----- The records

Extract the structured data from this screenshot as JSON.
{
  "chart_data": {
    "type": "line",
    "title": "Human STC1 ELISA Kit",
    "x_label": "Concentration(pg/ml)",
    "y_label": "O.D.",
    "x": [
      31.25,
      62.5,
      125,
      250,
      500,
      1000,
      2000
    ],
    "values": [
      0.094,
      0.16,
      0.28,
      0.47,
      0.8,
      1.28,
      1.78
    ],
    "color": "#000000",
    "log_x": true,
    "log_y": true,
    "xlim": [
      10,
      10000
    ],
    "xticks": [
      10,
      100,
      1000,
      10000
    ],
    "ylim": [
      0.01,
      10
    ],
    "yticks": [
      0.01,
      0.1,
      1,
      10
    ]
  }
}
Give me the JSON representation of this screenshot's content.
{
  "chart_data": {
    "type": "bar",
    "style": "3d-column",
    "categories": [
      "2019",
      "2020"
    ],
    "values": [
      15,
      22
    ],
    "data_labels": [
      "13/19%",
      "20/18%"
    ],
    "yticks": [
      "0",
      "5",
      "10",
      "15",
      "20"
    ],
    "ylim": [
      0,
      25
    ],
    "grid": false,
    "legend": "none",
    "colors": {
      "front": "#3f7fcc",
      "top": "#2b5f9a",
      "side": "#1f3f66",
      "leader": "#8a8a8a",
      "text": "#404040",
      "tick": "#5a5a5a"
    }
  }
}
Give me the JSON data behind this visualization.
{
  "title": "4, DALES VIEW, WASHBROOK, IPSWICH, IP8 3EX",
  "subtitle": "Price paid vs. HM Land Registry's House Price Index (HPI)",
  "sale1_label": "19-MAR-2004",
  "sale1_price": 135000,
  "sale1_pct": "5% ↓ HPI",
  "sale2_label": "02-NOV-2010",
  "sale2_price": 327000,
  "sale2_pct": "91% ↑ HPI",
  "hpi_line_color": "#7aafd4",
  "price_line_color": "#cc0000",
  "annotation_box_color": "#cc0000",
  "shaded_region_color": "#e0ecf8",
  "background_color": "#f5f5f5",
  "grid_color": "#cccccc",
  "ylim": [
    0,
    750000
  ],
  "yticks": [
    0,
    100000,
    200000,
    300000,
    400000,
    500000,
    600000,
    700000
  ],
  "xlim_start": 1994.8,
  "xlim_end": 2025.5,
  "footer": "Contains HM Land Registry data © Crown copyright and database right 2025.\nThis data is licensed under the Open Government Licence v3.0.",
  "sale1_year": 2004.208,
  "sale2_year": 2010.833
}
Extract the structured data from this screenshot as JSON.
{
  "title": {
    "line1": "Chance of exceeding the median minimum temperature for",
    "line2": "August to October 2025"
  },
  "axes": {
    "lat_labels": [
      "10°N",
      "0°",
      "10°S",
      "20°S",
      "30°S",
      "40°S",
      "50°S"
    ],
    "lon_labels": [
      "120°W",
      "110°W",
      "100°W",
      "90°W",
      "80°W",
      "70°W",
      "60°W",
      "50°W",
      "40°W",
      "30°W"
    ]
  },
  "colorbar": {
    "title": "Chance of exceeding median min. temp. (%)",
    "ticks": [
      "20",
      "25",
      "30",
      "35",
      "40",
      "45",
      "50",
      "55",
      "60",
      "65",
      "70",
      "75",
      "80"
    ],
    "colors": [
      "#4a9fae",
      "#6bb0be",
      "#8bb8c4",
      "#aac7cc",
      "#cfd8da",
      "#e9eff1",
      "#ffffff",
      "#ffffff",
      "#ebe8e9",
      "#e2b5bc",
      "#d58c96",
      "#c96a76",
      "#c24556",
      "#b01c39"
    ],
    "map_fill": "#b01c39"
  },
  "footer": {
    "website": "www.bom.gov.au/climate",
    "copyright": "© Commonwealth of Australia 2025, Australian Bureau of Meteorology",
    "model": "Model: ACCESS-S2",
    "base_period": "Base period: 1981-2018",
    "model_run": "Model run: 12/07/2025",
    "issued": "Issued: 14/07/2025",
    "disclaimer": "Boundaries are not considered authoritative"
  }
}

----------

**Problem details:** Return every line exactly.

**Complete answer:**
Extract the structured data from this screenshot as JSON.
{
  "chart_data": {
    "type": "line",
    "title": "Human STC1 ELISA Kit",
    "x_label": "Concentration(pg/ml)",
    "y_label": "O.D.",
    "x": [
      31.25,
      62.5,
      125,
      250,
      500,
      1000,
      2000
    ],
    "values": [
      0.094,
      0.16,
      0.28,
      0.47,
      0.8,
      1.28,
      1.78
    ],
    "color": "#000000",
    "log_x": true,
    "log_y": true,
    "xlim": [
      10,
      10000
    ],
    "xticks": [
      10,
      100,
      1000,
      10000
    ],
    "ylim": [
      0.01,
      10
    ],
    "yticks": [
      0.01,
      0.1,
      1,
      10
    ]
  }
}
Give me the JSON representation of this screenshot's content.
{
  "chart_data": {
    "type": "bar",
    "style": "3d-column",
    "categories": [
      "2019",
      "2020"
    ],
    "values": [
      15,
      22
    ],
    "data_labels": [
      "13/19%",
      "20/18%"
    ],
    "yticks": [
      "0",
      "5",
      "10",
      "15",
      "20"
    ],
    "ylim": [
      0,
      25
    ],
    "grid": false,
    "legend": "none",
    "colors": {
      "front": "#3f7fcc",
      "top": "#2b5f9a",
      "side": "#1f3f66",
      "leader": "#8a8a8a",
      "text": "#404040",
      "tick": "#5a5a5a"
    }
  }
}
Give me the JSON data behind this visualization.
{
  "title": "4, DALES VIEW, WASHBROOK, IPSWICH, IP8 3EX",
  "subtitle": "Price paid vs. HM Land Registry's House Price Index (HPI)",
  "sale1_label": "19-MAR-2004",
  "sale1_price": 135000,
  "sale1_pct": "5% ↓ HPI",
  "sale2_label": "02-NOV-2010",
  "sale2_price": 327000,
  "sale2_pct": "91% ↑ HPI",
  "hpi_line_color": "#7aafd4",
  "price_line_color": "#cc0000",
  "annotation_box_color": "#cc0000",
  "shaded_region_color": "#e0ecf8",
  "background_color": "#f5f5f5",
  "grid_color": "#cccccc",
  "ylim": [
    0,
    750000
  ],
  "yticks": [
    0,
    100000,
    200000,
    300000,
    400000,
    500000,
    600000,
    700000
  ],
  "xlim_start": 1994.8,
  "xlim_end": 2025.5,
  "footer": "Contains HM Land Registry data © Crown copyright and database right 2025.\nThis data is licensed under the Open Government Licence v3.0.",
  "sale1_year": 2004.208,
  "sale2_year": 2010.833
}
Extract the structured data from this screenshot as JSON.
{
  "title": {
    "line1": "Chance of exceeding the median minimum temperature for",
    "line2": "August to October 2025"
  },
  "axes": {
    "lat_labels": [
      "10°N",
      "0°",
      "10°S",
      "20°S",
      "30°S",
      "40°S",
      "50°S"
    ],
    "lon_labels": [
      "120°W",
      "110°W",
      "100°W",
      "90°W",
      "80°W",
      "70°W",
      "60°W",
      "50°W",
      "40°W",
      "30°W"
    ]
  },
  "colorbar": {
    "title": "Chance of exceeding median min. temp. (%)",
    "ticks": [
      "20",
      "25",
      "30",
      "35",
      "40",
      "45",
      "50",
      "55",
      "60",
      "65",
      "70",
      "75",
      "80"
    ],
    "colors": [
      "#4a9fae",
      "#6bb0be",
      "#8bb8c4",
      "#aac7cc",
      "#cfd8da",
      "#e9eff1",
      "#ffffff",
      "#ffffff",
      "#ebe8e9",
      "#e2b5bc",
      "#d58c96",
      "#c96a76",
      "#c24556",
      "#b01c39"
    ],
    "map_fill": "#b01c39"
  },
  "footer": {
    "website": "www.bom.gov.au/climate",
    "copyright": "© Commonwealth of Australia 2025, Australian Bureau of Meteorology",
    "model": "Model: ACCESS-S2",
    "base_period": "Base period: 1981-2018",
    "model_run": "Model run: 12/07/2025",
    "issued": "Issued: 14/07/2025",
    "disclaimer": "Boundaries are not considered authoritative"
  }
}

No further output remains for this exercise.